Records about charts and figures
>> START

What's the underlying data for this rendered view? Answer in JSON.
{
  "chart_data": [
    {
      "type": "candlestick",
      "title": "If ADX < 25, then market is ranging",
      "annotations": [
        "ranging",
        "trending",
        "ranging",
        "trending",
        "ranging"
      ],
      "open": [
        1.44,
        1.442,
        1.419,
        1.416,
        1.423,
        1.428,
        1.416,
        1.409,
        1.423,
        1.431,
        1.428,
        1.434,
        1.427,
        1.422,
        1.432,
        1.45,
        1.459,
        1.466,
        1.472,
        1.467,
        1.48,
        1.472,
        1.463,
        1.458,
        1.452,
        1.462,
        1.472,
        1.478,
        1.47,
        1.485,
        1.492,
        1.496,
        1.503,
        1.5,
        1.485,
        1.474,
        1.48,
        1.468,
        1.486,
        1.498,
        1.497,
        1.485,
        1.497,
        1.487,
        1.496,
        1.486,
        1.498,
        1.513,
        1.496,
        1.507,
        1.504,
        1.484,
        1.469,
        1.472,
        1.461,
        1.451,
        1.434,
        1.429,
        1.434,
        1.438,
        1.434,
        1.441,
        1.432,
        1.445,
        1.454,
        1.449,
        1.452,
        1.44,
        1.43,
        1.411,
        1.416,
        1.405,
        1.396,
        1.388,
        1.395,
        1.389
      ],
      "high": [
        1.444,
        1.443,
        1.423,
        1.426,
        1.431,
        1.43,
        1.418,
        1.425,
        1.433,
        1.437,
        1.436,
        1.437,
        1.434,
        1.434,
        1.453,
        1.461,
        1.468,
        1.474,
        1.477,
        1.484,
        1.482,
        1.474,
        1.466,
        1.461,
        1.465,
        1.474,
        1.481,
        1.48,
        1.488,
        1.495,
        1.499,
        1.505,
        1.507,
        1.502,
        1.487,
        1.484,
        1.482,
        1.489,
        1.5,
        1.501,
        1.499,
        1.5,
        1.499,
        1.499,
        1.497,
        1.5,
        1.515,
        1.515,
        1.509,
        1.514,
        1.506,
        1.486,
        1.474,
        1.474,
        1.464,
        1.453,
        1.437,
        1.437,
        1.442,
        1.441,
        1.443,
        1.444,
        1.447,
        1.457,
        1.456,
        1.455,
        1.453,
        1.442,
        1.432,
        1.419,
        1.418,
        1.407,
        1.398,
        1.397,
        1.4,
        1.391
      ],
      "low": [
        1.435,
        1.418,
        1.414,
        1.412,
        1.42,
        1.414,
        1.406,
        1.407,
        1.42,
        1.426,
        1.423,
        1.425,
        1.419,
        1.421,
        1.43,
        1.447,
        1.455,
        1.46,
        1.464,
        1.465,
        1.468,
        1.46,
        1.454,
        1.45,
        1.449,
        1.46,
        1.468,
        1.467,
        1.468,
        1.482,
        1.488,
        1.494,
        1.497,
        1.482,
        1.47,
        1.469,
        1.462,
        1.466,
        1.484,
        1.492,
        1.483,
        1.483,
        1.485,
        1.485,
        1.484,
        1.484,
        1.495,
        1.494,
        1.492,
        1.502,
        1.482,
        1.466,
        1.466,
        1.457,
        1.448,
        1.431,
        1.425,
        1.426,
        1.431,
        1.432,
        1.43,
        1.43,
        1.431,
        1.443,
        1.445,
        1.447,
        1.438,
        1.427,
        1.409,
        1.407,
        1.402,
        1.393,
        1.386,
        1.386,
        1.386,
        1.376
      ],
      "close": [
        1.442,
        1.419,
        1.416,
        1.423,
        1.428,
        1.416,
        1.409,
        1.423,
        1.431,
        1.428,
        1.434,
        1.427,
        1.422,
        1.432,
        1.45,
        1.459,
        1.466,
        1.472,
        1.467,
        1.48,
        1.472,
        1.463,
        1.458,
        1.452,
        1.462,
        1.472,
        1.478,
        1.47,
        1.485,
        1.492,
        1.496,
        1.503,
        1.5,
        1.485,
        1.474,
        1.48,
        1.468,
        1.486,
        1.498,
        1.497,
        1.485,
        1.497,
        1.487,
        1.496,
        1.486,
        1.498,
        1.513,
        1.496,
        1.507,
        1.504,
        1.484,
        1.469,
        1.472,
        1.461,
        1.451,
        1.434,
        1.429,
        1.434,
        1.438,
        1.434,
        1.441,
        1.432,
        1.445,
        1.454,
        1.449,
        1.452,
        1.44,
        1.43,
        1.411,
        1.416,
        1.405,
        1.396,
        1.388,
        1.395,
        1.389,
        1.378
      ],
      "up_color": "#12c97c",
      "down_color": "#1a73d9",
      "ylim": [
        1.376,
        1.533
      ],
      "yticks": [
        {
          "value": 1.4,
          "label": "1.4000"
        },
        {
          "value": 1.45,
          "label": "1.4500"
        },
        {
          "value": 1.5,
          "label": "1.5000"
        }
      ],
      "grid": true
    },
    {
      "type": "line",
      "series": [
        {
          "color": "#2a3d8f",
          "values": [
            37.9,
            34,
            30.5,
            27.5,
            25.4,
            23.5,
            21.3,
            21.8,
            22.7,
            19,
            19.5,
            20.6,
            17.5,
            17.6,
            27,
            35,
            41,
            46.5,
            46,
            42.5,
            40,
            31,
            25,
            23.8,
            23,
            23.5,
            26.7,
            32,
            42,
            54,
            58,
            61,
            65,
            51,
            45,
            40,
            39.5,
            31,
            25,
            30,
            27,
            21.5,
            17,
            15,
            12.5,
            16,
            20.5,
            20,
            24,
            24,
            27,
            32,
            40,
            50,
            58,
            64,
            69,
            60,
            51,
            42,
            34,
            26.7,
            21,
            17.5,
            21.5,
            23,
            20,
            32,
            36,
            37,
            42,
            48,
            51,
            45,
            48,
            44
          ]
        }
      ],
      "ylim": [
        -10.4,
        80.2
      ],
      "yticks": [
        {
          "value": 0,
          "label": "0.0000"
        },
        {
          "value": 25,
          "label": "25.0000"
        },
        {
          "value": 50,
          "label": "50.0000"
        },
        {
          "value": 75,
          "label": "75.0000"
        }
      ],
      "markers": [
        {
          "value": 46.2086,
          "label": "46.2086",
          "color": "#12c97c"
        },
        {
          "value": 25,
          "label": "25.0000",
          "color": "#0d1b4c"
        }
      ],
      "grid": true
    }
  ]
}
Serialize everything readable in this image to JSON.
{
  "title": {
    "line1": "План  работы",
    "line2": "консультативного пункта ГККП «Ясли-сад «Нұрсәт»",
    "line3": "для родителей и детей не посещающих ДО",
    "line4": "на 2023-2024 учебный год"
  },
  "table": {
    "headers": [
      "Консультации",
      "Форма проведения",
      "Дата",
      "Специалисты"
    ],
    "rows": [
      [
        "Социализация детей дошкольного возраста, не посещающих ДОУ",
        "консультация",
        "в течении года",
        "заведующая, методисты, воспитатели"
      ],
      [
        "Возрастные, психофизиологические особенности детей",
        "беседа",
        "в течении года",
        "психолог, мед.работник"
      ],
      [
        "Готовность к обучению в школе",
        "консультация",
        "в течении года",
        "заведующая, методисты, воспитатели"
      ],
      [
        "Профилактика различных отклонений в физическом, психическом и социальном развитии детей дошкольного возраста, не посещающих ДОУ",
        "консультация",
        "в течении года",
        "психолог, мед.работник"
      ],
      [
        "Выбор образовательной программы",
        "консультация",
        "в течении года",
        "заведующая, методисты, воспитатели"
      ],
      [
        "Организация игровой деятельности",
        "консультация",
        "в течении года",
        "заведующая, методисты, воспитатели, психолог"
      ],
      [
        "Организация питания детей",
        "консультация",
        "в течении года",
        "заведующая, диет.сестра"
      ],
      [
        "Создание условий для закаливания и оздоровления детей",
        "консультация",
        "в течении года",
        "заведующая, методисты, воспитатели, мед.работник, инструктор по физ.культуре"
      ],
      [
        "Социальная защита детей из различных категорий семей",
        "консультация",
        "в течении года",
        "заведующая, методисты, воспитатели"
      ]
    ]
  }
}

>> END

**Instructions for the task:** Pull out every line of the records above that contains the word "Организация".

**Solution to this task:**
        "Организация игровой деятельности",
        "Организация питания детей",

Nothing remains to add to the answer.